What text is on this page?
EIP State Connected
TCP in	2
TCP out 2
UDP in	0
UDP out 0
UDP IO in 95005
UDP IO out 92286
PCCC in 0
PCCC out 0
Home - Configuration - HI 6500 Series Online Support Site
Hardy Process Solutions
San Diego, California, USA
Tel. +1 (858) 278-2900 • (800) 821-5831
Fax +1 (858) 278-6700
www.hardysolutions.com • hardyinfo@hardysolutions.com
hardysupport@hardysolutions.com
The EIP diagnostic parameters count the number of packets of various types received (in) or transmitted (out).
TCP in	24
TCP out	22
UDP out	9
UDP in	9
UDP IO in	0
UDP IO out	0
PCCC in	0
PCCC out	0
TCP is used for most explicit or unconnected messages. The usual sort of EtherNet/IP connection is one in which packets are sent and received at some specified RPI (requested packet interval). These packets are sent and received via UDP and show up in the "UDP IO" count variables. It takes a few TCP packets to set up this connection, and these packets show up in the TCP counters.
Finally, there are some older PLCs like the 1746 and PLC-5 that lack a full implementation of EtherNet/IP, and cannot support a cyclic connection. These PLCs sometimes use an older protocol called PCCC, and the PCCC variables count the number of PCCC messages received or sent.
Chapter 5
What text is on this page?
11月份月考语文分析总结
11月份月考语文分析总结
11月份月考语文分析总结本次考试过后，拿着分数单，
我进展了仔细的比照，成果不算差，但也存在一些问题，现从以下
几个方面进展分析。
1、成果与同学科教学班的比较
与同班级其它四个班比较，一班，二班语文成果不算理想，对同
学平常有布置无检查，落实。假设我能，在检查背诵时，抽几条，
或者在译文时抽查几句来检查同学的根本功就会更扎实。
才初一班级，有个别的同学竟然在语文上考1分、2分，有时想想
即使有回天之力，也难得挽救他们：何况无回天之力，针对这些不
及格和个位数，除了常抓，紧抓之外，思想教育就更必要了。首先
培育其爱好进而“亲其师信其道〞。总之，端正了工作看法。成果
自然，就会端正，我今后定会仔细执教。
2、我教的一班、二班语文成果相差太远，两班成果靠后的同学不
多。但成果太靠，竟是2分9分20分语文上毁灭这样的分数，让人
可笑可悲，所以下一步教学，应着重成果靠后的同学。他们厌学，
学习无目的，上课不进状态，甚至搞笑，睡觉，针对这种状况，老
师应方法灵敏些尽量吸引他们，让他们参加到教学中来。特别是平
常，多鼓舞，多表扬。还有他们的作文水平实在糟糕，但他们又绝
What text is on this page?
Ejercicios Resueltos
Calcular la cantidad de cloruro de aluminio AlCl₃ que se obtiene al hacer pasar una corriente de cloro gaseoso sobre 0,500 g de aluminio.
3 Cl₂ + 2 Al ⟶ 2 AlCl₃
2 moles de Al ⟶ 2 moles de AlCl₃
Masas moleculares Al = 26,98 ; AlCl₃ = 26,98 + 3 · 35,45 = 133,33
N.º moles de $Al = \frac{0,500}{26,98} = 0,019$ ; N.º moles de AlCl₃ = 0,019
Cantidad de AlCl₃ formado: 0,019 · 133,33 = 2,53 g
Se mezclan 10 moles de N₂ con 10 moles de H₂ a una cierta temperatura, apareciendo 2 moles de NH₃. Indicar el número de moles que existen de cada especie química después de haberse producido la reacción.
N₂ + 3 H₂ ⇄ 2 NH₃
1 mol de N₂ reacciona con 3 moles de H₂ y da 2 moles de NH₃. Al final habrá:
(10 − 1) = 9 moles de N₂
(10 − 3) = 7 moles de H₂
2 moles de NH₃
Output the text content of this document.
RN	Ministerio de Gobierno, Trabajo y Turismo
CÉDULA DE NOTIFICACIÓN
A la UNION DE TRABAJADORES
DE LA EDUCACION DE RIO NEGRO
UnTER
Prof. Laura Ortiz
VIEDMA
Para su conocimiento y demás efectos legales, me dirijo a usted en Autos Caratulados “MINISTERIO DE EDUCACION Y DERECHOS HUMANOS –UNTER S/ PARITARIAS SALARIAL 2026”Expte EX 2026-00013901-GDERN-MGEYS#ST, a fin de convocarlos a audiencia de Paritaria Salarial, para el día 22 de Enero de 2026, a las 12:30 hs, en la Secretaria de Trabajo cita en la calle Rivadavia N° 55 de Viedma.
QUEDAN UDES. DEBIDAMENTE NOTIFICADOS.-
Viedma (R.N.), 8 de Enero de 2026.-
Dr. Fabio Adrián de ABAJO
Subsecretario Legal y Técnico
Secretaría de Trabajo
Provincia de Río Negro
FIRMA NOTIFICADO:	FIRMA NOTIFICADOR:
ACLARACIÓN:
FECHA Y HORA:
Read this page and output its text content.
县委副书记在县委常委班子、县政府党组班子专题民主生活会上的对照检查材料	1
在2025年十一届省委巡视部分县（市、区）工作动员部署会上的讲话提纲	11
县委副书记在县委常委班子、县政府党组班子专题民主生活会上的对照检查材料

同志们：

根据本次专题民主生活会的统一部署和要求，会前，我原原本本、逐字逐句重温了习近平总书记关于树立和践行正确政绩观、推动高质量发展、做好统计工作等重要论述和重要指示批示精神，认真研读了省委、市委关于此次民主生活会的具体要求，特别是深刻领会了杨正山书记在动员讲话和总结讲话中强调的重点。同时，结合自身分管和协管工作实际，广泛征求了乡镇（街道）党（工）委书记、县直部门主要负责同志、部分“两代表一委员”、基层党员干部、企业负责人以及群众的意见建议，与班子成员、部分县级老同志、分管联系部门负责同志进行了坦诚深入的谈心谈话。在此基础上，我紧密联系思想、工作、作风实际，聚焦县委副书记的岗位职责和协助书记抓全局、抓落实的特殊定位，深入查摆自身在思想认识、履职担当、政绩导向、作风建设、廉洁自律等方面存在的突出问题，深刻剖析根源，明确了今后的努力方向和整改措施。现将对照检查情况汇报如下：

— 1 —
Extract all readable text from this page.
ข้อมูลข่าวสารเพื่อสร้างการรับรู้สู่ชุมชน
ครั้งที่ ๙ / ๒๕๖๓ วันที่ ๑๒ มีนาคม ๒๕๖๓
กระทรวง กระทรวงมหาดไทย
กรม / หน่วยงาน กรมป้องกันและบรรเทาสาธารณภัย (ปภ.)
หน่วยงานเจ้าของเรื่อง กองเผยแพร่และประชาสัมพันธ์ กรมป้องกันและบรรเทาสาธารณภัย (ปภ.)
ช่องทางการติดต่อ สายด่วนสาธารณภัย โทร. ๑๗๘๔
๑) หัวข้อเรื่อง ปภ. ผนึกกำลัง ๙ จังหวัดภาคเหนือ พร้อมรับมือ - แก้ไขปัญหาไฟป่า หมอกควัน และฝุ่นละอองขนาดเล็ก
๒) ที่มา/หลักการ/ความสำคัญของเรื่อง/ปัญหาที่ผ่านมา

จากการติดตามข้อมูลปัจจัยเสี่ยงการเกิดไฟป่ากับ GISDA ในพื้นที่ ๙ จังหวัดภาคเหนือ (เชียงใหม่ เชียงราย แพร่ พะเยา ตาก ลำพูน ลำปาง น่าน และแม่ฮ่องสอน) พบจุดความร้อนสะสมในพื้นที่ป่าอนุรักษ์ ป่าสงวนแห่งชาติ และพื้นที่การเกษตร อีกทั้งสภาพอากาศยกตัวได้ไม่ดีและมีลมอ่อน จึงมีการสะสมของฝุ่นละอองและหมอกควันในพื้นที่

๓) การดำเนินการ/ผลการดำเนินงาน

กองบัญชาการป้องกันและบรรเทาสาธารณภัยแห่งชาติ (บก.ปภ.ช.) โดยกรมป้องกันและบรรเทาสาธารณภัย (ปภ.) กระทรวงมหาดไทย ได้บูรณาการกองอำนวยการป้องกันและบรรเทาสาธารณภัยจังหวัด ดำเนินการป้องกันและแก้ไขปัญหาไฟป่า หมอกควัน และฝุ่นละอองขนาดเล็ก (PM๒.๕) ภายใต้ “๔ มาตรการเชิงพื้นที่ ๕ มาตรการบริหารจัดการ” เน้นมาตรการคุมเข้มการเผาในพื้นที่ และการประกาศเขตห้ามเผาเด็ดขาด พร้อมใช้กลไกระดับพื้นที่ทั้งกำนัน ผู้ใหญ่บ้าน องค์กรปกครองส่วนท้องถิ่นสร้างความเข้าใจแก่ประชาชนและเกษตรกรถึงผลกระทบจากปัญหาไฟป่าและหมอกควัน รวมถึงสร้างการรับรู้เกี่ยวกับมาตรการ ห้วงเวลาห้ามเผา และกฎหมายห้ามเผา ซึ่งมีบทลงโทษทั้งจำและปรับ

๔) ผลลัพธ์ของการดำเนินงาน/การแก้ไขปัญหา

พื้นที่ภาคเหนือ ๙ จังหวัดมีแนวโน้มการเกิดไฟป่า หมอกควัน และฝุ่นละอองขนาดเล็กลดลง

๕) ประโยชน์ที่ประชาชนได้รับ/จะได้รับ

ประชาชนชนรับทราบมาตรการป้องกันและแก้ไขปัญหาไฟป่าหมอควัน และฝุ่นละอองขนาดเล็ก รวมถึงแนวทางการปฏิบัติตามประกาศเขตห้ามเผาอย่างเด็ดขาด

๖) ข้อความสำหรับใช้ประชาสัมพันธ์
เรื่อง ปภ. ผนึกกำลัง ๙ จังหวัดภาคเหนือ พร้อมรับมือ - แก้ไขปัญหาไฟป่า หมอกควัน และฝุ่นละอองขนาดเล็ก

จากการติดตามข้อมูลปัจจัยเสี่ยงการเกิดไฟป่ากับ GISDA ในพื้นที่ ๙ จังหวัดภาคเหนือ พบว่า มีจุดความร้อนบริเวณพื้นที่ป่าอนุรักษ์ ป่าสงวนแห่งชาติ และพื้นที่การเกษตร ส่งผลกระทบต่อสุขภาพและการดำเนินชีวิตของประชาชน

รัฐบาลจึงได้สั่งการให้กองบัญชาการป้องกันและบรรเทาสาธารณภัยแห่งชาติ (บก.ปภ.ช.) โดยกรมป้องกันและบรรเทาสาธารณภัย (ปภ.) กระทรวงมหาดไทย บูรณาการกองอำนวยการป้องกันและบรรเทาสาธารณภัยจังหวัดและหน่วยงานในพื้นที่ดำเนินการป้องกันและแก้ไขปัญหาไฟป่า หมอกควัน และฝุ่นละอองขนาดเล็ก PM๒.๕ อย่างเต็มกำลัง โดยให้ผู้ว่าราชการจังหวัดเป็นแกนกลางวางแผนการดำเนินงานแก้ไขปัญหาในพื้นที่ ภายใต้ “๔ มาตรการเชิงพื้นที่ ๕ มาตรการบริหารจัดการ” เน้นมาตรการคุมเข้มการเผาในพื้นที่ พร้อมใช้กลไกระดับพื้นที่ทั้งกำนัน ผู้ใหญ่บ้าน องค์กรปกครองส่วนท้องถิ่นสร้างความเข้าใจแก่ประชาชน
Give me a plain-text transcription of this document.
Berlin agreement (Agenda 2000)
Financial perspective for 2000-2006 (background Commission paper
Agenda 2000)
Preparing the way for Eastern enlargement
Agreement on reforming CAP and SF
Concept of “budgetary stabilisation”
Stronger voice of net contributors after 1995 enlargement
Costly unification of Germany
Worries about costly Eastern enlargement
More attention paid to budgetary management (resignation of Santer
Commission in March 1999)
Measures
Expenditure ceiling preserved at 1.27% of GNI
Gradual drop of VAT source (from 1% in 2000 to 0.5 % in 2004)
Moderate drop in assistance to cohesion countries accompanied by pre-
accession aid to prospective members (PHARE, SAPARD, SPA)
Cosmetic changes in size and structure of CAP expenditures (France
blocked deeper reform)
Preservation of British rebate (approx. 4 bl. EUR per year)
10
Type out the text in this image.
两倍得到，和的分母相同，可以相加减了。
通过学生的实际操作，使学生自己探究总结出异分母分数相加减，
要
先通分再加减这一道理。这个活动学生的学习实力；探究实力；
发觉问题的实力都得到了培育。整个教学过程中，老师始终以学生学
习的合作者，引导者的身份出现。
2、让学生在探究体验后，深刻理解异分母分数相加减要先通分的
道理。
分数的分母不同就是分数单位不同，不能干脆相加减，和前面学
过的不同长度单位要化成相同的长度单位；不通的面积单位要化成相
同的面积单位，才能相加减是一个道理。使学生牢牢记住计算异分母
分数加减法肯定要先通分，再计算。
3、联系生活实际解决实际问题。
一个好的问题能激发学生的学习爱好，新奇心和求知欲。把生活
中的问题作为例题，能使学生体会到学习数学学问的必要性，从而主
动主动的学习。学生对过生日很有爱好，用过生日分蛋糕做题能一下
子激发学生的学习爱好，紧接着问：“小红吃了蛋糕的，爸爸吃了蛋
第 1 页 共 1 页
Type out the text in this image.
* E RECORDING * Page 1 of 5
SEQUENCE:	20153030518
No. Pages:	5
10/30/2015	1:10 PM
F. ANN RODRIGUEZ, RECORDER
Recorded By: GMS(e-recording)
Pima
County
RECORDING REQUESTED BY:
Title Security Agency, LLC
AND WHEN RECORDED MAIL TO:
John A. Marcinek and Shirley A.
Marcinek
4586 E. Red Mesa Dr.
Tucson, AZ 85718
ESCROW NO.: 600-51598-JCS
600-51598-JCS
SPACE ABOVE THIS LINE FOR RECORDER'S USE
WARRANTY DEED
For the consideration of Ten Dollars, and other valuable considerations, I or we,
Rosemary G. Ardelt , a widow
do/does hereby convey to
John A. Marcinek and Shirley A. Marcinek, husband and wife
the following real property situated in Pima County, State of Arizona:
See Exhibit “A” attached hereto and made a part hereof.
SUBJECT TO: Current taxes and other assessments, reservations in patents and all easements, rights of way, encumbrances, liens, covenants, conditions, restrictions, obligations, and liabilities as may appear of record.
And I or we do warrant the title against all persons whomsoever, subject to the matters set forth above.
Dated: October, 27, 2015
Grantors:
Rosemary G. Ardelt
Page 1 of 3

--- --- ---

> The exercise:
List all lines holding the string "นและบรรเทาสาธารณภ".

> Solution for this problem:
กรม / หน่วยงาน กรมป้องกันและบรรเทาสาธารณภัย (ปภ.)
หน่วยงานเจ้าของเรื่อง กองเผยแพร่และประชาสัมพันธ์ กรมป้องกันและบรรเทาสาธารณภัย (ปภ.)
กองบัญชาการป้องกันและบรรเทาสาธารณภัยแห่งชาติ (บก.ปภ.ช.) โดยกรมป้องกันและบรรเทาสาธารณภัย (ปภ.) กระทรวงมหาดไทย ได้บูรณาการกองอำนวยการป้องกันและบรรเทาสาธารณภัยจังหวัด ดำเนินการป้องกันและแก้ไขปัญหาไฟป่า หมอกควัน และฝุ่นละอองขนาดเล็ก (PM๒.๕) ภายใต้ “๔ มาตรการเชิงพื้นที่ ๕ มาตรการบริหารจัดการ” เน้นมาตรการคุมเข้มการเผาในพื้นที่ และการประกาศเขตห้ามเผาเด็ดขาด พร้อมใช้กลไกระดับพื้นที่ทั้งกำนัน ผู้ใหญ่บ้าน องค์กรปกครองส่วนท้องถิ่นสร้างความเข้าใจแก่ประชาชนและเกษตรกรถึงผลกระทบจากปัญหาไฟป่าและหมอกควัน รวมถึงสร้างการรับรู้เกี่ยวกับมาตรการ ห้วงเวลาห้ามเผา และกฎหมายห้ามเผา ซึ่งมีบทลงโทษทั้งจำและปรับ
รัฐบาลจึงได้สั่งการให้กองบัญชาการป้องกันและบรรเทาสาธารณภัยแห่งชาติ (บก.ปภ.ช.) โดยกรมป้องกันและบรรเทาสาธารณภัย (ปภ.) กระทรวงมหาดไทย บูรณาการกองอำนวยการป้องกันและบรรเทาสาธารณภัยจังหวัดและหน่วยงานในพื้นที่ดำเนินการป้องกันและแก้ไขปัญหาไฟป่า หมอกควัน และฝุ่นละอองขนาดเล็ก PM๒.๕ อย่างเต็มกำลัง โดยให้ผู้ว่าราชการจังหวัดเป็นแกนกลางวางแผนการดำเนินงานแก้ไขปัญหาในพื้นที่ ภายใต้ “๔ มาตรการเชิงพื้นที่ ๕ มาตรการบริหารจัดการ” เน้นมาตรการคุมเข้มการเผาในพื้นที่ พร้อมใช้กลไกระดับพื้นที่ทั้งกำนัน ผู้ใหญ่บ้าน องค์กรปกครองส่วนท้องถิ่นสร้างความเข้าใจแก่ประชาชน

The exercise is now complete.